──────── Data entries ────────

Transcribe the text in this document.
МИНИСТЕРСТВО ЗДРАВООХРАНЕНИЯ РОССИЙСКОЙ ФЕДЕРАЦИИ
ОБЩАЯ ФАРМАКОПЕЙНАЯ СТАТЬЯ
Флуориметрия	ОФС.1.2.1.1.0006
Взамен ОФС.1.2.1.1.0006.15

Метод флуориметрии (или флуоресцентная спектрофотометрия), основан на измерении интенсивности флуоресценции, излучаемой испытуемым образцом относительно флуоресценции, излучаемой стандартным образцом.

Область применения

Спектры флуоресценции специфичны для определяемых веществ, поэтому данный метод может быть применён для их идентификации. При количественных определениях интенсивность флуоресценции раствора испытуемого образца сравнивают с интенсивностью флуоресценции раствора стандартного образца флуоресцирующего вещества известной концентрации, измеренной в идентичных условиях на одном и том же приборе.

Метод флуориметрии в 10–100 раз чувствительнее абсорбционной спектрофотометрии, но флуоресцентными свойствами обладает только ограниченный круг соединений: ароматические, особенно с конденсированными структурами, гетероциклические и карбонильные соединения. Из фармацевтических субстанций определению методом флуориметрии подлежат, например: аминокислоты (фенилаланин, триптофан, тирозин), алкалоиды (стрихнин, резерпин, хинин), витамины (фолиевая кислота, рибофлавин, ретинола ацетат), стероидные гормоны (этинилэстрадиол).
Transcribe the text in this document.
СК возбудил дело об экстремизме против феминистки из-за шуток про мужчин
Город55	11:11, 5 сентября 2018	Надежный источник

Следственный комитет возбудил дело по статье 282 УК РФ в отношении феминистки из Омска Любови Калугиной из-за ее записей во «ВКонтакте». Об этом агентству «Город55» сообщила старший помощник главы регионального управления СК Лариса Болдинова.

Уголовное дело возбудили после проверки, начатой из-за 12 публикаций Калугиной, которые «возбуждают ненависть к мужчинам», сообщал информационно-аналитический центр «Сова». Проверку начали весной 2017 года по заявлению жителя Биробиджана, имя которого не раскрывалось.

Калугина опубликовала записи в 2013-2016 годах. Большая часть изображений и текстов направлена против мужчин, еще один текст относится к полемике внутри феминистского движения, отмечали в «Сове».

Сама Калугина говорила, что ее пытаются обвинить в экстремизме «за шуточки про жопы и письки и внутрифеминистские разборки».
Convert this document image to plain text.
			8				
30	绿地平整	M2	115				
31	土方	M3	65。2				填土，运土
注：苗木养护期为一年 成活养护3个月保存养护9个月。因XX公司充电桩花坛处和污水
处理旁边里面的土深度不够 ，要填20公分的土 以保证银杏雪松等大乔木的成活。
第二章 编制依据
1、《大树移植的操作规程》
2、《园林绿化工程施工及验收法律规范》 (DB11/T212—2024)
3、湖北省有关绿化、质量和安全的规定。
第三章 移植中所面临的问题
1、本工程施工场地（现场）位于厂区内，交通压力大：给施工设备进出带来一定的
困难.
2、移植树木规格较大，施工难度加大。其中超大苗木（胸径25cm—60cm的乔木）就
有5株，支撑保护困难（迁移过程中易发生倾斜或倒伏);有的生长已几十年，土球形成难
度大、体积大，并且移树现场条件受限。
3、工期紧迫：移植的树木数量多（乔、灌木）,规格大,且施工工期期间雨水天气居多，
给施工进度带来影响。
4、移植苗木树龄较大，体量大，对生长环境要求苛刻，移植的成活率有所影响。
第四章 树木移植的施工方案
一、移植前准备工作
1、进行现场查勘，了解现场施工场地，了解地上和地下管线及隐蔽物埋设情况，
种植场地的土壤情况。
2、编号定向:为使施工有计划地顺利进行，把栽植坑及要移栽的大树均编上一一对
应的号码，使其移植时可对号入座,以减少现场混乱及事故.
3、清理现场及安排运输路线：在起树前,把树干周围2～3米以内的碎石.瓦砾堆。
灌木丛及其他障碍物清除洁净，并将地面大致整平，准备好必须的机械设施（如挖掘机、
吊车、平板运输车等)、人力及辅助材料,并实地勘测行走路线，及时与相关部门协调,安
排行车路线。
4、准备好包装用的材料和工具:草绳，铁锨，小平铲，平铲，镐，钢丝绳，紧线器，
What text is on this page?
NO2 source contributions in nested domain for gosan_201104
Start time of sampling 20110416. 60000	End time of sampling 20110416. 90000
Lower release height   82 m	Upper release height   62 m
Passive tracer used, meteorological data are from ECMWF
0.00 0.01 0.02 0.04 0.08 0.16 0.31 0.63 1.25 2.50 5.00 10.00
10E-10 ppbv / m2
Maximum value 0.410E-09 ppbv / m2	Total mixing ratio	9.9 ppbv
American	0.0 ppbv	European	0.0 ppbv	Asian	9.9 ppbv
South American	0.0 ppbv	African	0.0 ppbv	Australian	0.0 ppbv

────────

Instructions to follow
Pull out and copy each line containing the string "Калугиной".

Right answer
Следственный комитет возбудил дело по статье 282 УК РФ в отношении феминистки из Омска Любови Калугиной из-за ее записей во «ВКонтакте». Об этом агентству «Город55» сообщила старший помощник главы регионального управления СК Лариса Болдинова.
Уголовное дело возбудили после проверки, начатой из-за 12 публикаций Калугиной, которые «возбуждают ненависть к мужчинам», сообщал информационно-аналитический центр «Сова». Проверку начали весной 2017 года по заявлению жителя Биробиджана, имя которого не раскрывалось.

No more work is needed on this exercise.